• [Direction]:
Count every line in the following entries where the word "JSON" appears. Give the count alone.

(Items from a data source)
········

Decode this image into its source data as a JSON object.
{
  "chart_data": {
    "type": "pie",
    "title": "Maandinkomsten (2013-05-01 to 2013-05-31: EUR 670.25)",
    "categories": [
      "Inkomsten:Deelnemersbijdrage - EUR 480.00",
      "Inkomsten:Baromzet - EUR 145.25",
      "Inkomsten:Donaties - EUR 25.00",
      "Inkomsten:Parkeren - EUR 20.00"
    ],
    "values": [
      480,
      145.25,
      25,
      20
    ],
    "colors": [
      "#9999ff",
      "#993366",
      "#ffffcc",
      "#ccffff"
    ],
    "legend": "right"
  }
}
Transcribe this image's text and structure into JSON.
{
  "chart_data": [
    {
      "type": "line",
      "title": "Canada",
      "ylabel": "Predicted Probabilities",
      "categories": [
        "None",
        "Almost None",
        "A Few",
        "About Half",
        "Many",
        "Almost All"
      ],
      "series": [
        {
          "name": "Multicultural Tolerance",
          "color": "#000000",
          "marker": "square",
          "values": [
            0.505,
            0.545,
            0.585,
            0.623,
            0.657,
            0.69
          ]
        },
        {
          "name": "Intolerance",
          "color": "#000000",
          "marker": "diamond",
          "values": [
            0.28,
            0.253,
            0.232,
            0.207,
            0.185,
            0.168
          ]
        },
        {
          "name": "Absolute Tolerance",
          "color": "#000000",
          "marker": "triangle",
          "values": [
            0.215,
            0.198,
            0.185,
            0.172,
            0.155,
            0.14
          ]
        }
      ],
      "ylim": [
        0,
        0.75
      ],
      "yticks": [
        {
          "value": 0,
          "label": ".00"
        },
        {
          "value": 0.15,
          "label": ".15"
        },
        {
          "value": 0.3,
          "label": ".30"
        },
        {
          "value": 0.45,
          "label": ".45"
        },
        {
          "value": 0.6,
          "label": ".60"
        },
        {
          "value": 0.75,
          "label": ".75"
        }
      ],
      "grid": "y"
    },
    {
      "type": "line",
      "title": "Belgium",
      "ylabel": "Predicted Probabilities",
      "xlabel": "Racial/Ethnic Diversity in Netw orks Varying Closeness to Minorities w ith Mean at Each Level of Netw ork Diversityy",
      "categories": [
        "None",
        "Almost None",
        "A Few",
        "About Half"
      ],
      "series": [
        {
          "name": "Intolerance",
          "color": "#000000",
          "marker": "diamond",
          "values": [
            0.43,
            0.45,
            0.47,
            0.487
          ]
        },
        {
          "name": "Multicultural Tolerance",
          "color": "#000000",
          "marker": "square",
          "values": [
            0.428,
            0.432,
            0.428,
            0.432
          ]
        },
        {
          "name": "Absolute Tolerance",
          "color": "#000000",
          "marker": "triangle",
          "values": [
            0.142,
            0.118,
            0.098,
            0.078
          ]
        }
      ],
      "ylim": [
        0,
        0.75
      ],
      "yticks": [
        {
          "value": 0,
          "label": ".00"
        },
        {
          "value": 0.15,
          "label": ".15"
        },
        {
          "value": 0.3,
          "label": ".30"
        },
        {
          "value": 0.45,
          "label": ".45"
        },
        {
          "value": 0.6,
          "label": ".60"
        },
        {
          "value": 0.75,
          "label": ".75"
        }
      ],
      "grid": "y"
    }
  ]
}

········

• [Task solution]:
2